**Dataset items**
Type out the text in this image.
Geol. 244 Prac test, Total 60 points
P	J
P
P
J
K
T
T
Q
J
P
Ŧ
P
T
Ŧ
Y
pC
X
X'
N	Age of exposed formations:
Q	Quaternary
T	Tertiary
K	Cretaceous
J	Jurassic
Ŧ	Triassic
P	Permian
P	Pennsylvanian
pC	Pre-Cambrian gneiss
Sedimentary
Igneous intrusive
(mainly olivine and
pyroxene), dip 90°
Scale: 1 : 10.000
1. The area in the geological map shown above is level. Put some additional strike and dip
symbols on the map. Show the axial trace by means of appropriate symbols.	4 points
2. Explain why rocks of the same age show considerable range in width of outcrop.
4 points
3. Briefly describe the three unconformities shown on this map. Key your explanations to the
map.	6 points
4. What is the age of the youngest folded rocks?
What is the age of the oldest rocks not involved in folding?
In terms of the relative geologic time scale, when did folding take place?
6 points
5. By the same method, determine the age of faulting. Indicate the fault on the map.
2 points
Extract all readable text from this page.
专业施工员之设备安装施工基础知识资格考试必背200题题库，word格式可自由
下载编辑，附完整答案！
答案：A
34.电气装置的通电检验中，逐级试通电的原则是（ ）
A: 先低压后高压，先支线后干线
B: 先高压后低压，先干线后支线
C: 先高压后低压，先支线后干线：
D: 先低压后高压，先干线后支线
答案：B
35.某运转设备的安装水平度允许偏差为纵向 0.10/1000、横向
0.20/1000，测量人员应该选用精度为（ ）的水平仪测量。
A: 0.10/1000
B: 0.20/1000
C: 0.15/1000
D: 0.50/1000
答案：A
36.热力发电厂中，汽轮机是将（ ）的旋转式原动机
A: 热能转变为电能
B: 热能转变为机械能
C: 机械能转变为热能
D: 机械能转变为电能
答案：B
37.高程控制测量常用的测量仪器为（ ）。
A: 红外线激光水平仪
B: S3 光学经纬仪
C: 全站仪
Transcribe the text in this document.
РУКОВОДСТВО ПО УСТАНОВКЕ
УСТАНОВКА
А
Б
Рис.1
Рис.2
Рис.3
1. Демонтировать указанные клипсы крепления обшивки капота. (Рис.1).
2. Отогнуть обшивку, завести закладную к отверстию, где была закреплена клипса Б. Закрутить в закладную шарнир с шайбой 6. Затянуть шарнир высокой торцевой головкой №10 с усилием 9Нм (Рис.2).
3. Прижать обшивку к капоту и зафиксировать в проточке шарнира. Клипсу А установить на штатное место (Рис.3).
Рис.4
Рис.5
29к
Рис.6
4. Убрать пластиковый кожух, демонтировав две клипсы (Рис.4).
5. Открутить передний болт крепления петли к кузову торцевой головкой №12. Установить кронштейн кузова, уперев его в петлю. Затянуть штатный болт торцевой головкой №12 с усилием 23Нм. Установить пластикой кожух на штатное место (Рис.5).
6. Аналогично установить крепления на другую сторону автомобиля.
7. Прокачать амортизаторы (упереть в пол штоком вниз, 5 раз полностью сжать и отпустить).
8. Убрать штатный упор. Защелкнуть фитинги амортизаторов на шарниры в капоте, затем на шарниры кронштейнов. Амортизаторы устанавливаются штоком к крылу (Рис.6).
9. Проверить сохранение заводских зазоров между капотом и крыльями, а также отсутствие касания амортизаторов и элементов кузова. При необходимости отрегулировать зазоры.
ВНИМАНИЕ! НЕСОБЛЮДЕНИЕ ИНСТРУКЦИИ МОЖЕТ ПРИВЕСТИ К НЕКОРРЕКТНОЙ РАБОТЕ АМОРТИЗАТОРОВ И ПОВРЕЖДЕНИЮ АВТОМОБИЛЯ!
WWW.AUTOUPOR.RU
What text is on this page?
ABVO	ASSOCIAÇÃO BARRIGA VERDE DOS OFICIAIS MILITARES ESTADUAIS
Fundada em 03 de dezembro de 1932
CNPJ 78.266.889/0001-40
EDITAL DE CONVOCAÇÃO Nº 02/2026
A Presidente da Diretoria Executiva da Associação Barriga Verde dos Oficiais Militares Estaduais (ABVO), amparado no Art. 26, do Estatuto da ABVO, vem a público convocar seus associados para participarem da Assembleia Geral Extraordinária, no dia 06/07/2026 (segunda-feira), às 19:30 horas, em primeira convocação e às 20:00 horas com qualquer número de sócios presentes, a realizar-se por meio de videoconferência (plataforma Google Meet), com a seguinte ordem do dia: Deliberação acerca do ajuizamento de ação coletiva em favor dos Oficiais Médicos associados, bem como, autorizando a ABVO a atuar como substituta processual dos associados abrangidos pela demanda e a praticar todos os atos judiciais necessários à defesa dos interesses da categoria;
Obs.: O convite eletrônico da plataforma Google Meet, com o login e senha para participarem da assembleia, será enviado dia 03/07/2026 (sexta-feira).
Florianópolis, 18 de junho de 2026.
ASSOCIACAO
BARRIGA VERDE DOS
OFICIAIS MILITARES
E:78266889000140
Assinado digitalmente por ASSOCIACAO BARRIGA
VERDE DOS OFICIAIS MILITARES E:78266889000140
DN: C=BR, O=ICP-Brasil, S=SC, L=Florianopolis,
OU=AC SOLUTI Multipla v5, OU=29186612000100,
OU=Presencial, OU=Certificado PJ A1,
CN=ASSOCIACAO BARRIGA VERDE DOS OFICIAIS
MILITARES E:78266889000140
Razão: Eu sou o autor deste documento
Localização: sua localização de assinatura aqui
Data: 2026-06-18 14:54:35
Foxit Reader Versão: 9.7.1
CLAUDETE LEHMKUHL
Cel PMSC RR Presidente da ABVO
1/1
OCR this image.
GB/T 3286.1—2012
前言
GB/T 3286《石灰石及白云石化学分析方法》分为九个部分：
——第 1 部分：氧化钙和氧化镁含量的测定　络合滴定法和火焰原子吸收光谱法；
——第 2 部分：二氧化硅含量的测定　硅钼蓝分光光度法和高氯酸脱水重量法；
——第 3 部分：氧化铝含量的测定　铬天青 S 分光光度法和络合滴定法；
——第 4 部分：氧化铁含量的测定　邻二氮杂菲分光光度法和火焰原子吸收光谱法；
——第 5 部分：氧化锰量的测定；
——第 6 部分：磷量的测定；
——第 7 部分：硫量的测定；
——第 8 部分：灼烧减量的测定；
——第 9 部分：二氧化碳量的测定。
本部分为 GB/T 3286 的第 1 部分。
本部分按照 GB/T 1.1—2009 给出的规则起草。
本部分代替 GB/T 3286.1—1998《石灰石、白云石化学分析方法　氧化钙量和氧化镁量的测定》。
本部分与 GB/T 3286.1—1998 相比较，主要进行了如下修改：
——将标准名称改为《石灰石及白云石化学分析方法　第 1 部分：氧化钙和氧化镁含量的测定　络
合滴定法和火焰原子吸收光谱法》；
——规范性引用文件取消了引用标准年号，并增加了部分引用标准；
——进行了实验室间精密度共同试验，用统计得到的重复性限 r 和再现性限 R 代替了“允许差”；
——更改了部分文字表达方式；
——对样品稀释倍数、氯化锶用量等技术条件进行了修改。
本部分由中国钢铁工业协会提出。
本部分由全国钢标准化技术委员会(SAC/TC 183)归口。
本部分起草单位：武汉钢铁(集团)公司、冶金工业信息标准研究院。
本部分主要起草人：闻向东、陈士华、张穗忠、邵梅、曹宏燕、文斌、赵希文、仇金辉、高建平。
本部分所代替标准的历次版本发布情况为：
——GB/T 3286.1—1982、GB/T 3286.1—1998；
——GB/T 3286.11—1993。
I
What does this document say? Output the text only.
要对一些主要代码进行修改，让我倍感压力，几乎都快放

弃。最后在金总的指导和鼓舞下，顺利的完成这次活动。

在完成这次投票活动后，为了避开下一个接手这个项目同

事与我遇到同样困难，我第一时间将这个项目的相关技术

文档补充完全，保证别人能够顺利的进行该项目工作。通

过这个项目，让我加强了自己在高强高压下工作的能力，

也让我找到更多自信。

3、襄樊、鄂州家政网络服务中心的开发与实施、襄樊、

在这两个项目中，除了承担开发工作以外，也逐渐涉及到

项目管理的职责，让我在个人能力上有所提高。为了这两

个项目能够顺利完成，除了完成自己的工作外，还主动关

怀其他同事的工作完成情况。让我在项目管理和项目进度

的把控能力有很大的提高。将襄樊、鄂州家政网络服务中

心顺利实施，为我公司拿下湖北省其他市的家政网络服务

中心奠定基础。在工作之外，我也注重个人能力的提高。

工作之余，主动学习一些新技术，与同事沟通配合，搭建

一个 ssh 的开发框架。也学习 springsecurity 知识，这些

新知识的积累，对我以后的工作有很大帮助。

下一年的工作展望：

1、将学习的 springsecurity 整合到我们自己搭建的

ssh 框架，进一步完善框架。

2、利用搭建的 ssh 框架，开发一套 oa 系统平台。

**Exercise description**
Search the data for "усилием" and list every line in which it occurs.

**Result of this exercise**
2. Отогнуть обшивку, завести закладную к отверстию, где была закреплена клипса Б. Закрутить в закладную шарнир с шайбой 6. Затянуть шарнир высокой торцевой головкой №10 с усилием 9Нм (Рис.2).
5. Открутить передний болт крепления петли к кузову торцевой головкой №12. Установить кронштейн кузова, уперев его в петлю. Затянуть штатный болт торцевой головкой №12 с усилием 23Нм. Установить пластикой кожух на штатное место (Рис.5).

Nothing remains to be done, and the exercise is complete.